◆ Task:
Below are some entries. Output each one exactly as it appears.

——

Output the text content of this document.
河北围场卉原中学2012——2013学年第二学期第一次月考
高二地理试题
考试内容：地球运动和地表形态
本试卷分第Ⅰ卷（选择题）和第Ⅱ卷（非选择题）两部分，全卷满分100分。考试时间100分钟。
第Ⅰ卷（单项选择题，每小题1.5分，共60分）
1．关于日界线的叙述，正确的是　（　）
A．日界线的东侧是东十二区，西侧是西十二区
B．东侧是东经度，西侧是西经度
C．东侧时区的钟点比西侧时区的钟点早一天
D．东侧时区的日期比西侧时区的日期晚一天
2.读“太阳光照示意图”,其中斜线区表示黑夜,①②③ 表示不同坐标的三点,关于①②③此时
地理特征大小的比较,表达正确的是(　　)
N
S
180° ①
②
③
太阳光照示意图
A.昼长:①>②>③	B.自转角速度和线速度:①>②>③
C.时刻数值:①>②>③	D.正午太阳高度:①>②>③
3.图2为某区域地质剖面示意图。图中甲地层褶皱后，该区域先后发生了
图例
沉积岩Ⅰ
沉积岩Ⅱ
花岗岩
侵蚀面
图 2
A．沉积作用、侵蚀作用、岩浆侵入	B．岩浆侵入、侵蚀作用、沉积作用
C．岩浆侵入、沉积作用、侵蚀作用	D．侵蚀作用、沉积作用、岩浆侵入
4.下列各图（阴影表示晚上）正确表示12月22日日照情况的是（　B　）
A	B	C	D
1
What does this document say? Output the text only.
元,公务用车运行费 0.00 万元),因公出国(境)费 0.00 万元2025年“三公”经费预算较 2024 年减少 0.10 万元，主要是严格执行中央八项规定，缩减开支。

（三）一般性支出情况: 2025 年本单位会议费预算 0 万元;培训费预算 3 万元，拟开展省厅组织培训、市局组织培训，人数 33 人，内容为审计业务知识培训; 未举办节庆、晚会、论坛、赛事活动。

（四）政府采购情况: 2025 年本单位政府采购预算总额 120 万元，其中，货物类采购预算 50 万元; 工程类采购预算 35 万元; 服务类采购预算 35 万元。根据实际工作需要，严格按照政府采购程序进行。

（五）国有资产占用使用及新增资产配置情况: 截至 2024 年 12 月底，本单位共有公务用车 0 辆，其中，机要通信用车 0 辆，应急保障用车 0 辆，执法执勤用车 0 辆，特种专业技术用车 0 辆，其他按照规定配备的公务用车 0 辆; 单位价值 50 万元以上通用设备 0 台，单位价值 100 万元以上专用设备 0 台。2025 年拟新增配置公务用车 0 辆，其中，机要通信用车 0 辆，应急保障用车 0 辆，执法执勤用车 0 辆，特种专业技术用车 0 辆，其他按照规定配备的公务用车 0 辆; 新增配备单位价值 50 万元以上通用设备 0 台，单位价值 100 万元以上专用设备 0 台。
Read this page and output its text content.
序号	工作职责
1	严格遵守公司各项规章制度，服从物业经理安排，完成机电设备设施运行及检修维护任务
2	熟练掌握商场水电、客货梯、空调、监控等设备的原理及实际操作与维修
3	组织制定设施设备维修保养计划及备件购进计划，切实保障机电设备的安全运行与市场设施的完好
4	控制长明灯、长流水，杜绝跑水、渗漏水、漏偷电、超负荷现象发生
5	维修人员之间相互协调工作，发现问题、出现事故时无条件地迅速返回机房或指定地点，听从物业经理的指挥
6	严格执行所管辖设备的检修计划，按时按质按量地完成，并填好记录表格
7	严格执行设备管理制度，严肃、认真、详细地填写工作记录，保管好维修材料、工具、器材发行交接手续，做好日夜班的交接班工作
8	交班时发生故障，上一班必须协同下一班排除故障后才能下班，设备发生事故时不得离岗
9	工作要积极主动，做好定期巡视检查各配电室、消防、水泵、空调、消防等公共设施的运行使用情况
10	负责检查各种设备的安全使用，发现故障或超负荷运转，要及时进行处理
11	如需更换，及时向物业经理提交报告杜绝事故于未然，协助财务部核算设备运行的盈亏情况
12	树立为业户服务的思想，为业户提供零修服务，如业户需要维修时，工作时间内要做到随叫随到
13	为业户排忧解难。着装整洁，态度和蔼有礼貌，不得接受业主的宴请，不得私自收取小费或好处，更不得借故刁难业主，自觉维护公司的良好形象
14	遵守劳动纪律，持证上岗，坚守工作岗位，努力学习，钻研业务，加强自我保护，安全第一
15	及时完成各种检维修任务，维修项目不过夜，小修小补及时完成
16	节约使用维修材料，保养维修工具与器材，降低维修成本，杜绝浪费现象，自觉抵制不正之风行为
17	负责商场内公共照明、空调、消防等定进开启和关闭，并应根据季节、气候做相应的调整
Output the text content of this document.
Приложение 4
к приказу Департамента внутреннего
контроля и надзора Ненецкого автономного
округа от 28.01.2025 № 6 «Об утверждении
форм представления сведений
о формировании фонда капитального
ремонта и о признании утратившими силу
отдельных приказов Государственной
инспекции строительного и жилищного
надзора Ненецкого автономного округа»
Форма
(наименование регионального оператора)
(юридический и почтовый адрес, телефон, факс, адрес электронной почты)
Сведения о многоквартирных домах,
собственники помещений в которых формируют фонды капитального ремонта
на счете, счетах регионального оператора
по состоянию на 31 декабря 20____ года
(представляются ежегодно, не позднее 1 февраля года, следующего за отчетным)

——

◆ Solved problem:
Output the text content of this document.
河北围场卉原中学2012——2013学年第二学期第一次月考
高二地理试题
考试内容：地球运动和地表形态
本试卷分第Ⅰ卷（选择题）和第Ⅱ卷（非选择题）两部分，全卷满分100分。考试时间100分钟。
第Ⅰ卷（单项选择题，每小题1.5分，共60分）
1．关于日界线的叙述，正确的是　（　）
A．日界线的东侧是东十二区，西侧是西十二区
B．东侧是东经度，西侧是西经度
C．东侧时区的钟点比西侧时区的钟点早一天
D．东侧时区的日期比西侧时区的日期晚一天
2.读“太阳光照示意图”,其中斜线区表示黑夜,①②③ 表示不同坐标的三点,关于①②③此时
地理特征大小的比较,表达正确的是(　　)
N
S
180° ①
②
③
太阳光照示意图
A.昼长:①>②>③	B.自转角速度和线速度:①>②>③
C.时刻数值:①>②>③	D.正午太阳高度:①>②>③
3.图2为某区域地质剖面示意图。图中甲地层褶皱后，该区域先后发生了
图例
沉积岩Ⅰ
沉积岩Ⅱ
花岗岩
侵蚀面
图 2
A．沉积作用、侵蚀作用、岩浆侵入	B．岩浆侵入、侵蚀作用、沉积作用
C．岩浆侵入、沉积作用、侵蚀作用	D．侵蚀作用、沉积作用、岩浆侵入
4.下列各图（阴影表示晚上）正确表示12月22日日照情况的是（　B　）
A	B	C	D
1
What does this document say? Output the text only.
元,公务用车运行费 0.00 万元),因公出国(境)费 0.00 万元2025年“三公”经费预算较 2024 年减少 0.10 万元，主要是严格执行中央八项规定，缩减开支。

（三）一般性支出情况: 2025 年本单位会议费预算 0 万元;培训费预算 3 万元，拟开展省厅组织培训、市局组织培训，人数 33 人，内容为审计业务知识培训; 未举办节庆、晚会、论坛、赛事活动。

（四）政府采购情况: 2025 年本单位政府采购预算总额 120 万元，其中，货物类采购预算 50 万元; 工程类采购预算 35 万元; 服务类采购预算 35 万元。根据实际工作需要，严格按照政府采购程序进行。

（五）国有资产占用使用及新增资产配置情况: 截至 2024 年 12 月底，本单位共有公务用车 0 辆，其中，机要通信用车 0 辆，应急保障用车 0 辆，执法执勤用车 0 辆，特种专业技术用车 0 辆，其他按照规定配备的公务用车 0 辆; 单位价值 50 万元以上通用设备 0 台，单位价值 100 万元以上专用设备 0 台。2025 年拟新增配置公务用车 0 辆，其中，机要通信用车 0 辆，应急保障用车 0 辆，执法执勤用车 0 辆，特种专业技术用车 0 辆，其他按照规定配备的公务用车 0 辆; 新增配备单位价值 50 万元以上通用设备 0 台，单位价值 100 万元以上专用设备 0 台。
Read this page and output its text content.
序号	工作职责
1	严格遵守公司各项规章制度，服从物业经理安排，完成机电设备设施运行及检修维护任务
2	熟练掌握商场水电、客货梯、空调、监控等设备的原理及实际操作与维修
3	组织制定设施设备维修保养计划及备件购进计划，切实保障机电设备的安全运行与市场设施的完好
4	控制长明灯、长流水，杜绝跑水、渗漏水、漏偷电、超负荷现象发生
5	维修人员之间相互协调工作，发现问题、出现事故时无条件地迅速返回机房或指定地点，听从物业经理的指挥
6	严格执行所管辖设备的检修计划，按时按质按量地完成，并填好记录表格
7	严格执行设备管理制度，严肃、认真、详细地填写工作记录，保管好维修材料、工具、器材发行交接手续，做好日夜班的交接班工作
8	交班时发生故障，上一班必须协同下一班排除故障后才能下班，设备发生事故时不得离岗
9	工作要积极主动，做好定期巡视检查各配电室、消防、水泵、空调、消防等公共设施的运行使用情况
10	负责检查各种设备的安全使用，发现故障或超负荷运转，要及时进行处理
11	如需更换，及时向物业经理提交报告杜绝事故于未然，协助财务部核算设备运行的盈亏情况
12	树立为业户服务的思想，为业户提供零修服务，如业户需要维修时，工作时间内要做到随叫随到
13	为业户排忧解难。着装整洁，态度和蔼有礼貌，不得接受业主的宴请，不得私自收取小费或好处，更不得借故刁难业主，自觉维护公司的良好形象
14	遵守劳动纪律，持证上岗，坚守工作岗位，努力学习，钻研业务，加强自我保护，安全第一
15	及时完成各种检维修任务，维修项目不过夜，小修小补及时完成
16	节约使用维修材料，保养维修工具与器材，降低维修成本，杜绝浪费现象，自觉抵制不正之风行为
17	负责商场内公共照明、空调、消防等定进开启和关闭，并应根据季节、气候做相应的调整
Output the text content of this document.
Приложение 4
к приказу Департамента внутреннего
контроля и надзора Ненецкого автономного
округа от 28.01.2025 № 6 «Об утверждении
форм представления сведений
о формировании фонда капитального
ремонта и о признании утратившими силу
отдельных приказов Государственной
инспекции строительного и жилищного
надзора Ненецкого автономного округа»
Форма
(наименование регионального оператора)
(юридический и почтовый адрес, телефон, факс, адрес электронной почты)
Сведения о многоквартирных домах,
собственники помещений в которых формируют фонды капитального ремонта
на счете, счетах регионального оператора
по состоянию на 31 декабря 20____ года
(представляются ежегодно, не позднее 1 февраля года, следующего за отчетным)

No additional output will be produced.